- [Goal]
Copy out all lines in the data below containing the string "Preferred".

- [Dataset excerpts]
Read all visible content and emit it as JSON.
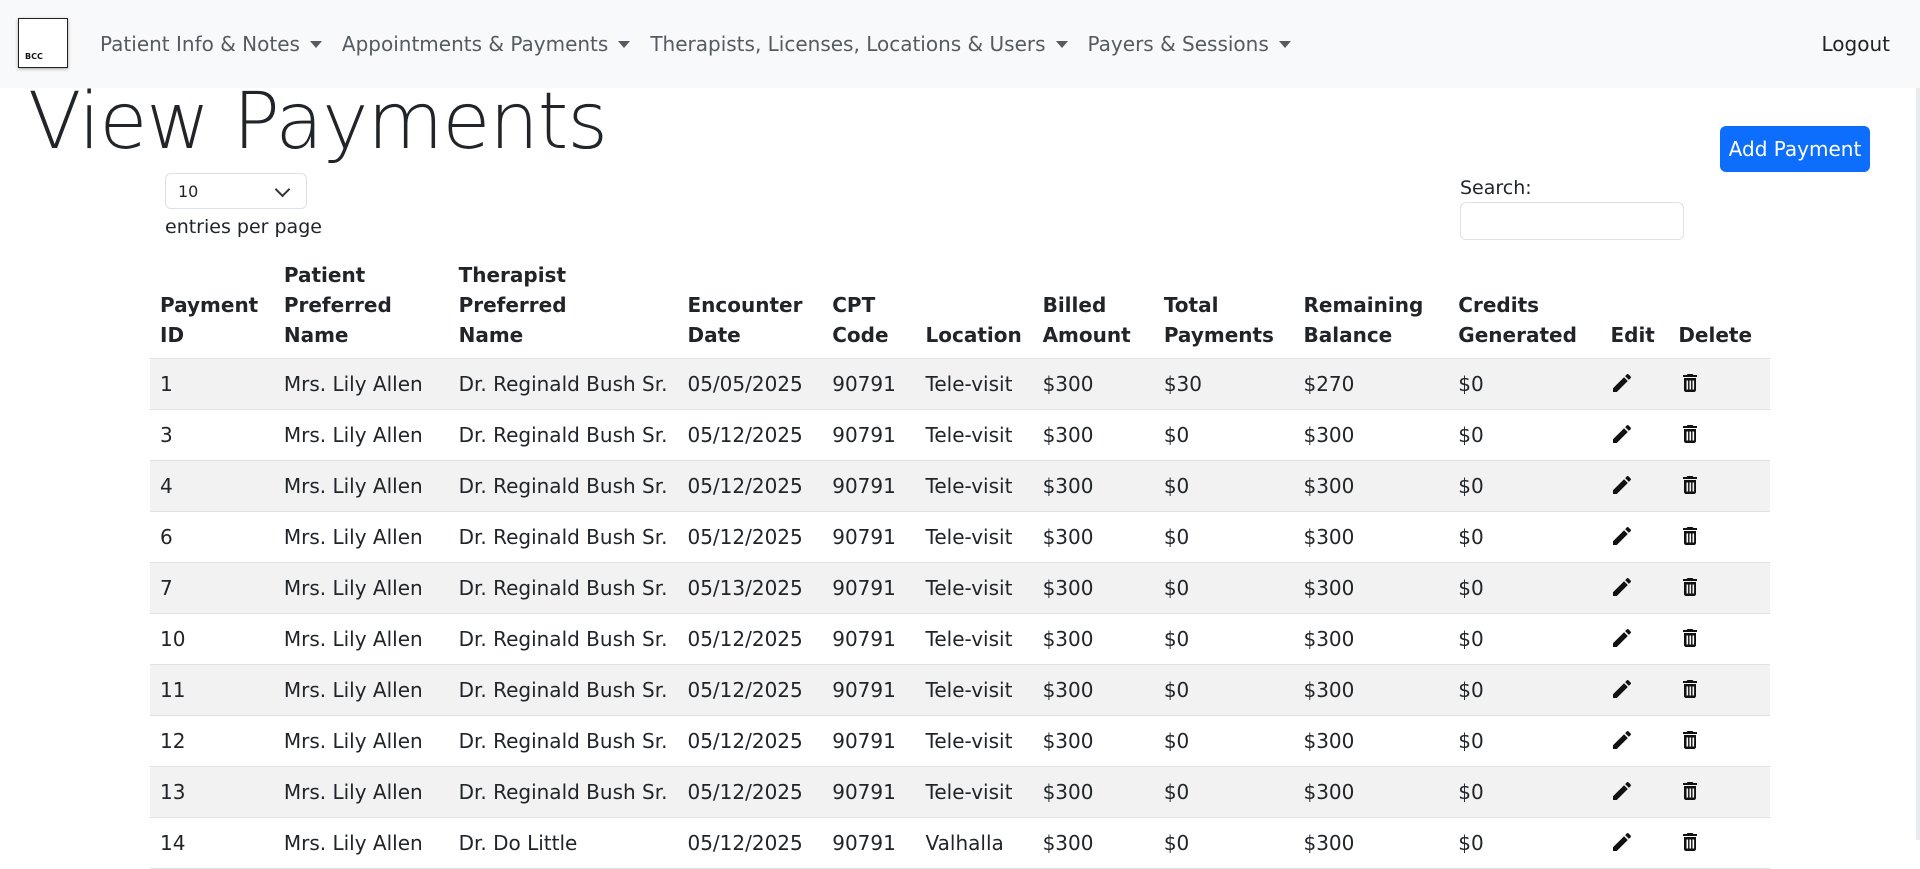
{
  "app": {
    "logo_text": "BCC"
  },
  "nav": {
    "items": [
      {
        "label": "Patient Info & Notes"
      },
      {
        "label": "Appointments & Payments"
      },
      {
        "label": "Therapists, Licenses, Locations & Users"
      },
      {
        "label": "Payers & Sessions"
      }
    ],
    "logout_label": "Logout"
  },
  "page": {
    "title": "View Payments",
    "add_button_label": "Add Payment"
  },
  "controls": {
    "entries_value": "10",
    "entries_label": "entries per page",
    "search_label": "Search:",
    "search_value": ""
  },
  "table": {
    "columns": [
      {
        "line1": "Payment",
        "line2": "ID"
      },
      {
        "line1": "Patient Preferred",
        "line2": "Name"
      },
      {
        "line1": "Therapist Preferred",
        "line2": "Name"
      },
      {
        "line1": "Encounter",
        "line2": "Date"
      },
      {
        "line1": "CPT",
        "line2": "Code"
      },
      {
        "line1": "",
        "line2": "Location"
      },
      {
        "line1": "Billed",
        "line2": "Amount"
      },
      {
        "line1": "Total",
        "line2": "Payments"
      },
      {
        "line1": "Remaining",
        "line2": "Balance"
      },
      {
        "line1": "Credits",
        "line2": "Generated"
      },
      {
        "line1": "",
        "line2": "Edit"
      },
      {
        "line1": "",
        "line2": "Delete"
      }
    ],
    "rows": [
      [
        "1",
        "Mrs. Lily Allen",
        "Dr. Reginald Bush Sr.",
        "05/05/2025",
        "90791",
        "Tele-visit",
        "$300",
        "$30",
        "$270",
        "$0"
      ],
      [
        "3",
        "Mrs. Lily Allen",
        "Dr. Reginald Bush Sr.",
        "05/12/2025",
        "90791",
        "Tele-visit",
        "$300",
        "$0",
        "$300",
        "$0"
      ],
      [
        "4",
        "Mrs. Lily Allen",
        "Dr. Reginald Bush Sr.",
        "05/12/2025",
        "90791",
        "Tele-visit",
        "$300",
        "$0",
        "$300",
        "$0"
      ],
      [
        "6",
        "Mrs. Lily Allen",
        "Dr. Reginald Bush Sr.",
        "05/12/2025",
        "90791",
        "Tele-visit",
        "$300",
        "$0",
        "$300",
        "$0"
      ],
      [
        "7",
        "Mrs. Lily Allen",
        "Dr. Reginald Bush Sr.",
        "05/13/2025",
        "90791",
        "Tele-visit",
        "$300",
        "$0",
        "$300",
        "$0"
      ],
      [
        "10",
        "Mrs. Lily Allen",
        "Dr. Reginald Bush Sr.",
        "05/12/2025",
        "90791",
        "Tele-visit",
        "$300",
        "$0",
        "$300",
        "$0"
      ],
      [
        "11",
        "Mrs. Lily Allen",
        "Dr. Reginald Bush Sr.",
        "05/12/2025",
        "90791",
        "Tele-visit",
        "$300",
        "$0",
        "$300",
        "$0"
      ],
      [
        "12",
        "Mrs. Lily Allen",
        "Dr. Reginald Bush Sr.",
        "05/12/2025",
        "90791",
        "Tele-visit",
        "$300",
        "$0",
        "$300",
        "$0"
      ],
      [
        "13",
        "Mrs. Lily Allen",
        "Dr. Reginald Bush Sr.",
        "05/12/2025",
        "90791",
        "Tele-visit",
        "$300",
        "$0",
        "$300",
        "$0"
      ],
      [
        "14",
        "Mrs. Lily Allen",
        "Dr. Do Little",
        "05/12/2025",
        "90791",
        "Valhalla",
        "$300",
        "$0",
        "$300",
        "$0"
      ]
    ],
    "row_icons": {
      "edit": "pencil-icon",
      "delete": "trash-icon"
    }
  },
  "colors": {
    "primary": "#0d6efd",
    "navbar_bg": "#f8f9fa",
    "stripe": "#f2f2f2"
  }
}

==

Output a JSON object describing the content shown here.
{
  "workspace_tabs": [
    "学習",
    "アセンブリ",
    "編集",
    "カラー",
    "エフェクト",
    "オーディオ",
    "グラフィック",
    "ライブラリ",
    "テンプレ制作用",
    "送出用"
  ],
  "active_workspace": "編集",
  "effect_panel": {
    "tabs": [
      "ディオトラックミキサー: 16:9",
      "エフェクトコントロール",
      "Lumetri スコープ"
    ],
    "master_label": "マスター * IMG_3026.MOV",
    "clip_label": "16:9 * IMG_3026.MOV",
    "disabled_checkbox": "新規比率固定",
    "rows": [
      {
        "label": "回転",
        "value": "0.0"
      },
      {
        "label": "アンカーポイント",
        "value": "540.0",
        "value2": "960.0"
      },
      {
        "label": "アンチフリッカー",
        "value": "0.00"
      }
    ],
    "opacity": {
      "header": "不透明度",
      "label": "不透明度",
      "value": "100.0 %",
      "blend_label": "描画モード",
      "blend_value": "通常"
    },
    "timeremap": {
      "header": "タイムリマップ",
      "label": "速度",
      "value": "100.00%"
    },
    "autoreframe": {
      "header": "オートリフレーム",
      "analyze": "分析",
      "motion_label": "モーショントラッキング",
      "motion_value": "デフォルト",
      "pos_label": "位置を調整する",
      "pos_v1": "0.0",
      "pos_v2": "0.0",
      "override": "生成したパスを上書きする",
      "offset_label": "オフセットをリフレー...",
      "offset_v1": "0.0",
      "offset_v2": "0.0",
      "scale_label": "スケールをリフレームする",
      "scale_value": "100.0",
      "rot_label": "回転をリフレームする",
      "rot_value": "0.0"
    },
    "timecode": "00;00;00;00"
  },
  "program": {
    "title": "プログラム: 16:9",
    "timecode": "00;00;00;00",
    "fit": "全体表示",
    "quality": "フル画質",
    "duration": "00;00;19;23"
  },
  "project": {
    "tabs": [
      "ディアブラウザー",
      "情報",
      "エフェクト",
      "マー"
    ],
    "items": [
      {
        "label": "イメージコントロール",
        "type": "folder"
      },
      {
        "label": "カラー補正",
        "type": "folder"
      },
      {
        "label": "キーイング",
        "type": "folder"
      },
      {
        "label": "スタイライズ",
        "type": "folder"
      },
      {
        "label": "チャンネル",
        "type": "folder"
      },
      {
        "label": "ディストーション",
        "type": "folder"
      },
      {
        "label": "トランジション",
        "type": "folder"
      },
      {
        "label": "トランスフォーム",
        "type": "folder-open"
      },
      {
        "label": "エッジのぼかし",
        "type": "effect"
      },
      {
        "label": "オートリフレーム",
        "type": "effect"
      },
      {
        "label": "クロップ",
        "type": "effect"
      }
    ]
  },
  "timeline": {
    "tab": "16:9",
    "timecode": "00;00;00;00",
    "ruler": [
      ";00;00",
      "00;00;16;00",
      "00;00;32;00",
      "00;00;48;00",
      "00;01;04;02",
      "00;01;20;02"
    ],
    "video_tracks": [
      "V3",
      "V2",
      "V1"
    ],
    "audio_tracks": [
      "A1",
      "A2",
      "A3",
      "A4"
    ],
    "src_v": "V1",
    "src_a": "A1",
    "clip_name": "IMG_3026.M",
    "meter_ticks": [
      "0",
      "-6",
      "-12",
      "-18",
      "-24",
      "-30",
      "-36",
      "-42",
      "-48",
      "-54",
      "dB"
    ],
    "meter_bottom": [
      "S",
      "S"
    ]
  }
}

- [Correct answer]
        "line1": "Patient Preferred",
        "line1": "Therapist Preferred",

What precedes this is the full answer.